Holding constant a coach’s investment in human capital, we obtained further results indicating that a coach’s job performance, measured by WP, has a statistically significant positive effect on compensation (a one-tailed test was used). Qualitatively, this result is consistent with those presented by Kahn (1993) and Humphreys (2000). The specific estimated value suggested that an increase of 10 percentage points for WP increased a coach’s salary by approximately 0.9%. Clearly, this finding suggests that winning is important in high school football. However, the common sports adage “Winning is everything” seems an overstatement, at least in the context of how high school football coaches’ salaries are determined.
+===+
Short problem A ::
Answer these from the passage on high school football coaches' salaries:
(i) What kind of test was used to assess the effect of WP on compensation?
(ii) By roughly what percentage did an increase of 10 percentage points for WP raise a coach's salary?
(iii) Which common sports adage does the passage call an overstatement?
The rows below are unrelated to the passage on coaches' salaries.
+===+
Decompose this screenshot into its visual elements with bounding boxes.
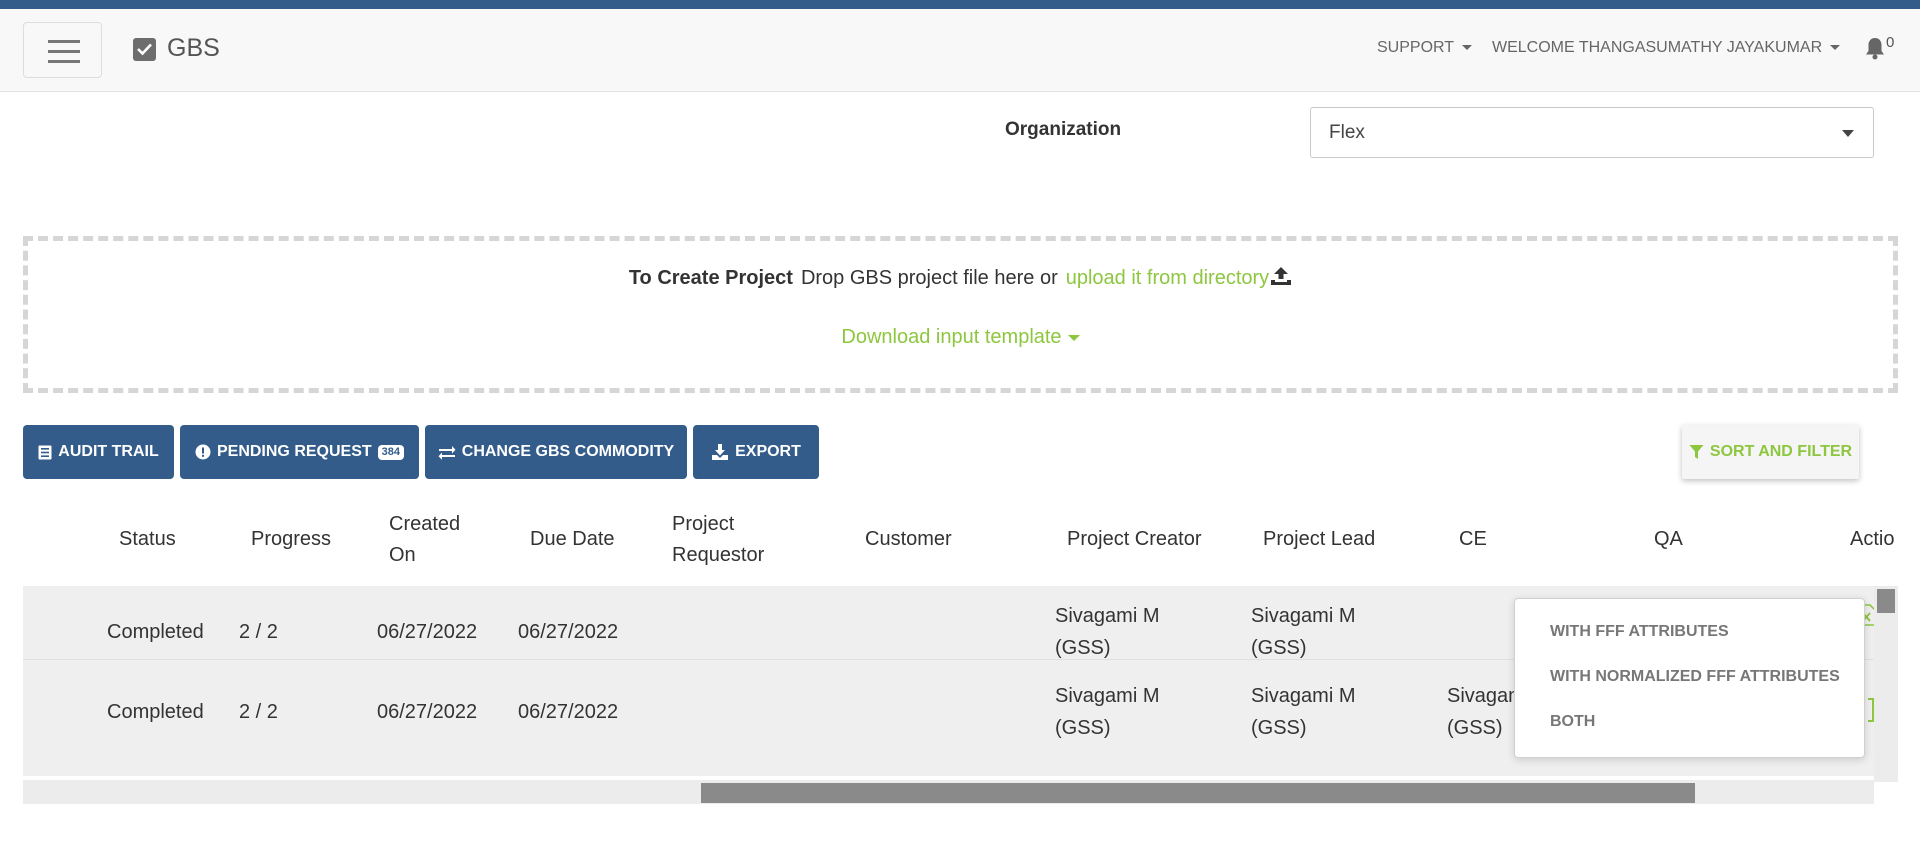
vertical-scrollbar[interactable] bbox=[1874, 586, 1898, 782]
pending-request-label: PENDING REQUEST bbox=[216, 443, 372, 460]
column-header-text: Created bbox=[389, 513, 461, 535]
cell-progress: 2 / 2 bbox=[239, 701, 278, 723]
exchange-icon bbox=[438, 445, 456, 460]
caret-down-icon bbox=[1830, 45, 1841, 51]
notification-count: 0 bbox=[1886, 34, 1895, 51]
user-dropdown[interactable]: WELCOME THANGASUMATHY JAYAKUMAR bbox=[1492, 39, 1841, 57]
column-header-text: On bbox=[389, 544, 416, 566]
cell-line: Sivagami M bbox=[1055, 685, 1160, 707]
cell-line: (GSS) bbox=[1055, 717, 1111, 739]
vertical-scrollbar-thumb[interactable] bbox=[1877, 589, 1895, 613]
organization-label: Organization bbox=[1005, 119, 1122, 140]
cell-project-creator: Sivagami M (GSS) bbox=[1055, 680, 1159, 744]
upload-link[interactable]: upload it from directory bbox=[1066, 267, 1269, 289]
column-header-text: Project bbox=[672, 513, 735, 535]
cell-progress: 2 / 2 bbox=[239, 621, 278, 643]
cell-created-on: 06/27/2022 bbox=[377, 621, 478, 643]
audit-trail-label: AUDIT TRAIL bbox=[58, 443, 159, 460]
pending-request-button[interactable]: PENDING REQUEST 384 bbox=[180, 425, 419, 479]
caret-down-icon bbox=[1462, 45, 1473, 51]
export-option-fff-attributes[interactable]: WITH FFF ATTRIBUTES bbox=[1550, 623, 1729, 641]
column-header-customer[interactable]: Customer bbox=[865, 524, 952, 555]
top-accent-bar bbox=[0, 0, 1920, 9]
upload-icon[interactable] bbox=[1270, 266, 1292, 286]
horizontal-scrollbar-thumb[interactable] bbox=[701, 783, 1695, 803]
cell-project-creator: Sivagami M (GSS) bbox=[1055, 600, 1159, 664]
cell-project-lead: Sivagami M (GSS) bbox=[1251, 600, 1355, 664]
hamburger-line bbox=[48, 50, 80, 53]
change-commodity-label: CHANGE GBS COMMODITY bbox=[461, 443, 675, 460]
file-icon[interactable] bbox=[1867, 698, 1874, 727]
sort-filter-button[interactable]: SORT AND FILTER bbox=[1682, 425, 1859, 479]
cell-line: Sivagami M bbox=[1055, 605, 1160, 627]
exclamation-circle-icon bbox=[195, 444, 211, 460]
download-template-dropdown[interactable]: Download input template bbox=[28, 326, 1893, 349]
support-dropdown[interactable]: SUPPORT bbox=[1377, 39, 1473, 57]
filter-icon bbox=[1689, 445, 1704, 459]
organization-select[interactable]: Flex bbox=[1310, 107, 1874, 158]
column-header-status[interactable]: Status bbox=[119, 524, 176, 555]
column-header-ce[interactable]: CE bbox=[1459, 524, 1487, 555]
caret-down-icon bbox=[1067, 334, 1080, 341]
cell-line: Sivagami M bbox=[1251, 685, 1356, 707]
download-template-label: Download input template bbox=[841, 326, 1062, 348]
column-header-project-requestor[interactable]: Project Requestor bbox=[672, 509, 764, 571]
column-header-qa[interactable]: QA bbox=[1654, 524, 1683, 555]
column-header-progress[interactable]: Progress bbox=[251, 524, 331, 555]
column-header-created-on[interactable]: Created On bbox=[389, 509, 460, 571]
welcome-label: WELCOME THANGASUMATHY JAYAKUMAR bbox=[1492, 39, 1823, 56]
cell-due-date: 06/27/2022 bbox=[518, 701, 619, 723]
brand-title[interactable]: GBS bbox=[167, 34, 220, 63]
hamburger-line bbox=[48, 40, 80, 43]
checkbox-icon bbox=[133, 38, 156, 61]
cell-line: Sivagami M bbox=[1251, 605, 1356, 627]
column-header-project-creator[interactable]: Project Creator bbox=[1067, 524, 1202, 555]
list-icon bbox=[38, 445, 52, 459]
cell-created-on: 06/27/2022 bbox=[377, 701, 478, 723]
dropzone-prompt: To Create Project Drop GBS project file h… bbox=[28, 266, 1893, 290]
download-icon bbox=[712, 444, 729, 460]
column-header-action[interactable]: Actio bbox=[1850, 524, 1894, 555]
menu-toggle-button[interactable] bbox=[23, 22, 102, 78]
column-header-text: Requestor bbox=[672, 544, 765, 566]
cell-project-lead: Sivagami M (GSS) bbox=[1251, 680, 1355, 744]
organization-value: Flex bbox=[1329, 122, 1365, 143]
cell-due-date: 06/27/2022 bbox=[518, 621, 619, 643]
export-button[interactable]: EXPORT bbox=[693, 425, 819, 479]
export-options-menu: WITH FFF ATTRIBUTES WITH NORMALIZED FFF … bbox=[1514, 598, 1865, 758]
export-option-normalized-fff-attributes[interactable]: WITH NORMALIZED FFF ATTRIBUTES bbox=[1550, 668, 1840, 686]
project-file-dropzone[interactable]: To Create Project Drop GBS project file h… bbox=[23, 236, 1898, 393]
navbar: GBS SUPPORT WELCOME THANGASUMATHY JAYAKU… bbox=[0, 9, 1920, 92]
export-option-both[interactable]: BOTH bbox=[1550, 713, 1595, 731]
chevron-down-icon bbox=[1842, 130, 1854, 137]
cell-line: (GSS) bbox=[1251, 717, 1307, 739]
cell-status: Completed bbox=[107, 701, 204, 723]
dropzone-title: To Create Project bbox=[628, 267, 793, 289]
bell-icon[interactable] bbox=[1864, 36, 1886, 65]
column-header-project-lead[interactable]: Project Lead bbox=[1263, 524, 1375, 555]
sort-filter-label: SORT AND FILTER bbox=[1709, 443, 1853, 460]
column-header-due-date[interactable]: Due Date bbox=[530, 524, 615, 555]
cell-status: Completed bbox=[107, 621, 204, 643]
export-label: EXPORT bbox=[735, 443, 801, 460]
change-commodity-button[interactable]: CHANGE GBS COMMODITY bbox=[425, 425, 687, 479]
audit-trail-button[interactable]: AUDIT TRAIL bbox=[23, 425, 174, 479]
pending-count-badge: 384 bbox=[377, 444, 405, 460]
dropzone-text: Drop GBS project file here or bbox=[800, 267, 1058, 289]
hamburger-line bbox=[48, 60, 80, 63]
support-label: SUPPORT bbox=[1377, 39, 1455, 56]
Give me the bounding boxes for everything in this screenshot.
+===+
Short problem B ::
From the rows, copy every line from the one containing "vertical-scrollbar[interactable] bbox=[1874, 586, 1898, 782]" up to and including the one containing "cell-created-on: 06/27/2022 bbox=[377, 621, 478, 643]".

Worked answer A ::
(i) A one-tailed test.
(ii) Approximately 0.9%.
(iii) "Winning is everything."

Worked answer B ::
vertical-scrollbar[interactable] bbox=[1874, 586, 1898, 782]
pending-request-label: PENDING REQUEST bbox=[216, 443, 372, 460]
column-header-text: Created bbox=[389, 513, 461, 535]
cell-progress: 2 / 2 bbox=[239, 701, 278, 723]
exchange-icon bbox=[438, 445, 456, 460]
caret-down-icon bbox=[1830, 45, 1841, 51]
notification-count: 0 bbox=[1886, 34, 1895, 51]
user-dropdown[interactable]: WELCOME THANGASUMATHY JAYAKUMAR bbox=[1492, 39, 1841, 57]
column-header-text: On bbox=[389, 544, 416, 566]
cell-line: Sivagami M bbox=[1055, 685, 1160, 707]
cell-line: (GSS) bbox=[1055, 717, 1111, 739]
vertical-scrollbar-thumb[interactable] bbox=[1877, 589, 1895, 613]
organization-label: Organization bbox=[1005, 119, 1122, 140]
cell-project-creator: Sivagami M (GSS) bbox=[1055, 680, 1159, 744]
upload-link[interactable]: upload it from directory bbox=[1066, 267, 1269, 289]
column-header-text: Project bbox=[672, 513, 735, 535]
cell-progress: 2 / 2 bbox=[239, 621, 278, 643]
cell-created-on: 06/27/2022 bbox=[377, 621, 478, 643]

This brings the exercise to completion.